* _Job_: Find every line in the records that holds the string "LENGTH". Copy each one.

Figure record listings
BEGIN

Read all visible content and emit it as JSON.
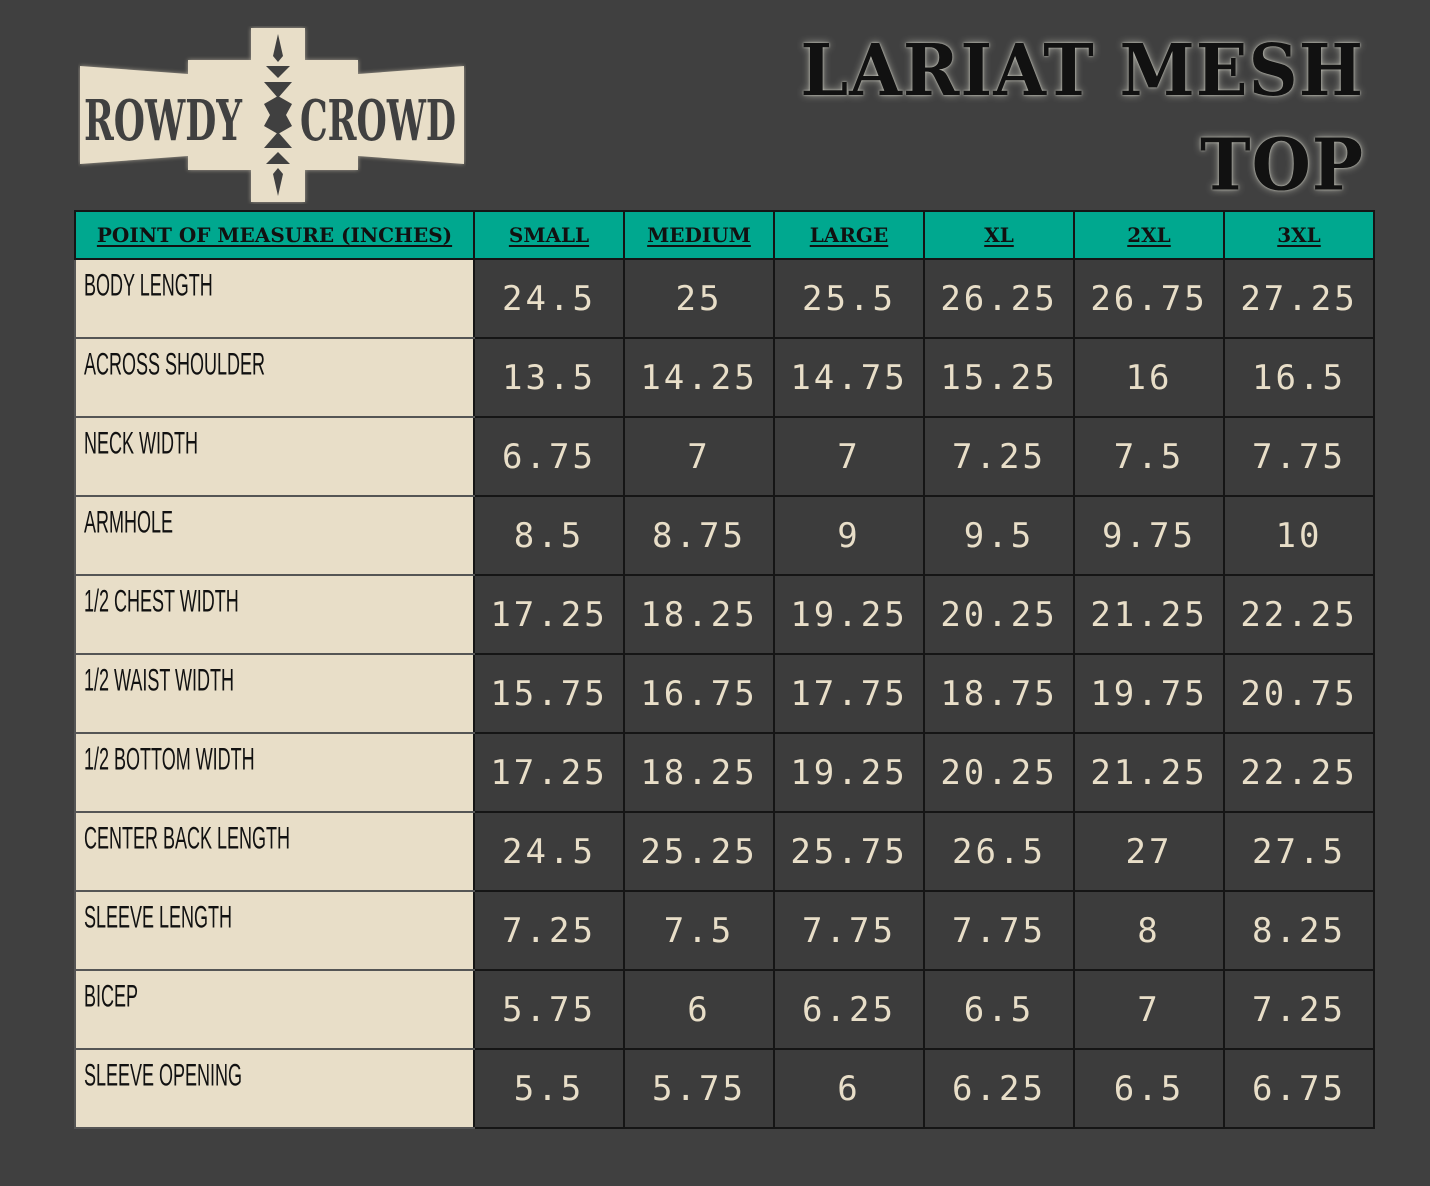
{
  "brand": {
    "logo_text_left": "ROWDY",
    "logo_text_right": "CROWD",
    "logo_icon": "aztec-arrow-icon",
    "colors": {
      "logo_bg": "#e8dec8",
      "logo_text": "#404040"
    }
  },
  "title": {
    "line1": "LARIAT MESH",
    "line2": "TOP"
  },
  "colors": {
    "background": "#404040",
    "header": "#00a88f",
    "label_bg": "#e8dec8",
    "value_text": "#e8dec8"
  },
  "table": {
    "headers": [
      "POINT OF MEASURE (INCHES)",
      "SMALL",
      "MEDIUM",
      "LARGE",
      "XL",
      "2XL",
      "3XL"
    ],
    "rows": [
      {
        "label": "BODY LENGTH",
        "values": [
          "24.5",
          "25",
          "25.5",
          "26.25",
          "26.75",
          "27.25"
        ]
      },
      {
        "label": "ACROSS SHOULDER",
        "values": [
          "13.5",
          "14.25",
          "14.75",
          "15.25",
          "16",
          "16.5"
        ]
      },
      {
        "label": "NECK WIDTH",
        "values": [
          "6.75",
          "7",
          "7",
          "7.25",
          "7.5",
          "7.75"
        ]
      },
      {
        "label": "ARMHOLE",
        "values": [
          "8.5",
          "8.75",
          "9",
          "9.5",
          "9.75",
          "10"
        ]
      },
      {
        "label": "1/2 CHEST WIDTH",
        "values": [
          "17.25",
          "18.25",
          "19.25",
          "20.25",
          "21.25",
          "22.25"
        ]
      },
      {
        "label": "1/2 WAIST WIDTH",
        "values": [
          "15.75",
          "16.75",
          "17.75",
          "18.75",
          "19.75",
          "20.75"
        ]
      },
      {
        "label": "1/2 BOTTOM WIDTH",
        "values": [
          "17.25",
          "18.25",
          "19.25",
          "20.25",
          "21.25",
          "22.25"
        ]
      },
      {
        "label": "CENTER BACK LENGTH",
        "values": [
          "24.5",
          "25.25",
          "25.75",
          "26.5",
          "27",
          "27.5"
        ]
      },
      {
        "label": "SLEEVE LENGTH",
        "values": [
          "7.25",
          "7.5",
          "7.75",
          "7.75",
          "8",
          "8.25"
        ]
      },
      {
        "label": "BICEP",
        "values": [
          "5.75",
          "6",
          "6.25",
          "6.5",
          "7",
          "7.25"
        ]
      },
      {
        "label": "SLEEVE OPENING",
        "values": [
          "5.5",
          "5.75",
          "6",
          "6.25",
          "6.5",
          "6.75"
        ]
      }
    ]
  }
}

END

* _Completed task_:
        "label": "BODY LENGTH",
        "label": "CENTER BACK LENGTH",
        "label": "SLEEVE LENGTH",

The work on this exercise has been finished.